Work to complete
Set down the material below in full, matching it exactly.

(Dataset items)
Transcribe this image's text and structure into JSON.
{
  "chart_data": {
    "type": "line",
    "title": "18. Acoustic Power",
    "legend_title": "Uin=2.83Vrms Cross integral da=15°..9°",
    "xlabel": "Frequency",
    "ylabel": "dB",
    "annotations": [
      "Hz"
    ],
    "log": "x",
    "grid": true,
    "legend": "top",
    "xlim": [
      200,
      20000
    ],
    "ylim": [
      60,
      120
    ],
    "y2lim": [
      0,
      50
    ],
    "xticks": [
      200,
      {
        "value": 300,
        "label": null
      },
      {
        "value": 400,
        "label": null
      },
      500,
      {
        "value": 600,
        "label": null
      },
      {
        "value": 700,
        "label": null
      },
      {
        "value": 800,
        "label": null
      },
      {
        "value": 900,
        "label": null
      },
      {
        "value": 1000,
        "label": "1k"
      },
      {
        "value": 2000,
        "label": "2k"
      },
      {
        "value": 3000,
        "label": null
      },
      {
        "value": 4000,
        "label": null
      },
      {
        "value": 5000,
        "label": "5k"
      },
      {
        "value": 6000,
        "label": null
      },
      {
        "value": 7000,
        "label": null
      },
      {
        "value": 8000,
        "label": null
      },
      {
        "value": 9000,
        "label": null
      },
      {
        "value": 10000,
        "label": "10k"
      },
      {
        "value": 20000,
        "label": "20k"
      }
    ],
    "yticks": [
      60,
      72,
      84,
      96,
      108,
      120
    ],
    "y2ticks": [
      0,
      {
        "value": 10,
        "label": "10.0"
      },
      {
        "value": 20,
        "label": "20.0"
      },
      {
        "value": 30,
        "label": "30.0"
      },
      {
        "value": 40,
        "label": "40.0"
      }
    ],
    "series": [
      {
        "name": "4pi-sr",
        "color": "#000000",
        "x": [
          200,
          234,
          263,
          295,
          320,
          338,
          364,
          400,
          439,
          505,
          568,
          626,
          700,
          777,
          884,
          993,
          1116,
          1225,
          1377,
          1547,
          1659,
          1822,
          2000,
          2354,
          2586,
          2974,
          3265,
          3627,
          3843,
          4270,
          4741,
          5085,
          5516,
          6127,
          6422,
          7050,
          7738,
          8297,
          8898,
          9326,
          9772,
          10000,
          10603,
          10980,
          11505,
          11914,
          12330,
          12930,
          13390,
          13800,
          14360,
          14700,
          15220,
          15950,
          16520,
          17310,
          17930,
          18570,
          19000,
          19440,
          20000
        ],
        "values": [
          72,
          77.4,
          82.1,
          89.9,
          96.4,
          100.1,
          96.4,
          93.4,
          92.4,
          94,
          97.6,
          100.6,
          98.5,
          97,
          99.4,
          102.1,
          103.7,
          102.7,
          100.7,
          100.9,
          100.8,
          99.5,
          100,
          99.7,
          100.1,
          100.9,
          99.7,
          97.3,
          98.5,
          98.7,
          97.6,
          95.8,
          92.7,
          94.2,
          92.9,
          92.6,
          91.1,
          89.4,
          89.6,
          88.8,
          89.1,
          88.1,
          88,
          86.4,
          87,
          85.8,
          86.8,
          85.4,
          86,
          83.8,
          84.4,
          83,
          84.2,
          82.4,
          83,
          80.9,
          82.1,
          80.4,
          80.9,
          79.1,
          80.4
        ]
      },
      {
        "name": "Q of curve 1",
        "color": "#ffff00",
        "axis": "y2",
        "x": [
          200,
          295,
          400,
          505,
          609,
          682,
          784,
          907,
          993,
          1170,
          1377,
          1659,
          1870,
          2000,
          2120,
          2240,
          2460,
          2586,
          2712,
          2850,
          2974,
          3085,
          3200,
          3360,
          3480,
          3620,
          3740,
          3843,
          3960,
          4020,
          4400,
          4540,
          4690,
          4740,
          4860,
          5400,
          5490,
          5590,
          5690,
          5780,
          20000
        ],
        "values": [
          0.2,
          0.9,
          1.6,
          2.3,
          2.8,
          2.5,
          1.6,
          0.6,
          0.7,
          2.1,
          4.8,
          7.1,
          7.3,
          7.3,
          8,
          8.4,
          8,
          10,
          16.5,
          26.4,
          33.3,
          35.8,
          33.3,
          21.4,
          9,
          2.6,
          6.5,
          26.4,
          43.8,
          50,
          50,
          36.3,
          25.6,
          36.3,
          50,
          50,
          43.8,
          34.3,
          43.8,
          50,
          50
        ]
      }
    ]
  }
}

Reply
Transcribe this image's text and structure into JSON.
{
  "chart_data": {
    "type": "line",
    "title": "18. Acoustic Power",
    "legend_title": "Uin=2.83Vrms Cross integral da=15°..9°",
    "xlabel": "Frequency",
    "ylabel": "dB",
    "annotations": [
      "Hz"
    ],
    "log": "x",
    "grid": true,
    "legend": "top",
    "xlim": [
      200,
      20000
    ],
    "ylim": [
      60,
      120
    ],
    "y2lim": [
      0,
      50
    ],
    "xticks": [
      200,
      {
        "value": 300,
        "label": null
      },
      {
        "value": 400,
        "label": null
      },
      500,
      {
        "value": 600,
        "label": null
      },
      {
        "value": 700,
        "label": null
      },
      {
        "value": 800,
        "label": null
      },
      {
        "value": 900,
        "label": null
      },
      {
        "value": 1000,
        "label": "1k"
      },
      {
        "value": 2000,
        "label": "2k"
      },
      {
        "value": 3000,
        "label": null
      },
      {
        "value": 4000,
        "label": null
      },
      {
        "value": 5000,
        "label": "5k"
      },
      {
        "value": 6000,
        "label": null
      },
      {
        "value": 7000,
        "label": null
      },
      {
        "value": 8000,
        "label": null
      },
      {
        "value": 9000,
        "label": null
      },
      {
        "value": 10000,
        "label": "10k"
      },
      {
        "value": 20000,
        "label": "20k"
      }
    ],
    "yticks": [
      60,
      72,
      84,
      96,
      108,
      120
    ],
    "y2ticks": [
      0,
      {
        "value": 10,
        "label": "10.0"
      },
      {
        "value": 20,
        "label": "20.0"
      },
      {
        "value": 30,
        "label": "30.0"
      },
      {
        "value": 40,
        "label": "40.0"
      }
    ],
    "series": [
      {
        "name": "4pi-sr",
        "color": "#000000",
        "x": [
          200,
          234,
          263,
          295,
          320,
          338,
          364,
          400,
          439,
          505,
          568,
          626,
          700,
          777,
          884,
          993,
          1116,
          1225,
          1377,
          1547,
          1659,
          1822,
          2000,
          2354,
          2586,
          2974,
          3265,
          3627,
          3843,
          4270,
          4741,
          5085,
          5516,
          6127,
          6422,
          7050,
          7738,
          8297,
          8898,
          9326,
          9772,
          10000,
          10603,
          10980,
          11505,
          11914,
          12330,
          12930,
          13390,
          13800,
          14360,
          14700,
          15220,
          15950,
          16520,
          17310,
          17930,
          18570,
          19000,
          19440,
          20000
        ],
        "values": [
          72,
          77.4,
          82.1,
          89.9,
          96.4,
          100.1,
          96.4,
          93.4,
          92.4,
          94,
          97.6,
          100.6,
          98.5,
          97,
          99.4,
          102.1,
          103.7,
          102.7,
          100.7,
          100.9,
          100.8,
          99.5,
          100,
          99.7,
          100.1,
          100.9,
          99.7,
          97.3,
          98.5,
          98.7,
          97.6,
          95.8,
          92.7,
          94.2,
          92.9,
          92.6,
          91.1,
          89.4,
          89.6,
          88.8,
          89.1,
          88.1,
          88,
          86.4,
          87,
          85.8,
          86.8,
          85.4,
          86,
          83.8,
          84.4,
          83,
          84.2,
          82.4,
          83,
          80.9,
          82.1,
          80.4,
          80.9,
          79.1,
          80.4
        ]
      },
      {
        "name": "Q of curve 1",
        "color": "#ffff00",
        "axis": "y2",
        "x": [
          200,
          295,
          400,
          505,
          609,
          682,
          784,
          907,
          993,
          1170,
          1377,
          1659,
          1870,
          2000,
          2120,
          2240,
          2460,
          2586,
          2712,
          2850,
          2974,
          3085,
          3200,
          3360,
          3480,
          3620,
          3740,
          3843,
          3960,
          4020,
          4400,
          4540,
          4690,
          4740,
          4860,
          5400,
          5490,
          5590,
          5690,
          5780,
          20000
        ],
        "values": [
          0.2,
          0.9,
          1.6,
          2.3,
          2.8,
          2.5,
          1.6,
          0.6,
          0.7,
          2.1,
          4.8,
          7.1,
          7.3,
          7.3,
          8,
          8.4,
          8,
          10,
          16.5,
          26.4,
          33.3,
          35.8,
          33.3,
          21.4,
          9,
          2.6,
          6.5,
          26.4,
          43.8,
          50,
          50,
          36.3,
          25.6,
          36.3,
          50,
          50,
          43.8,
          34.3,
          43.8,
          50,
          50
        ]
      }
    ]
  }
}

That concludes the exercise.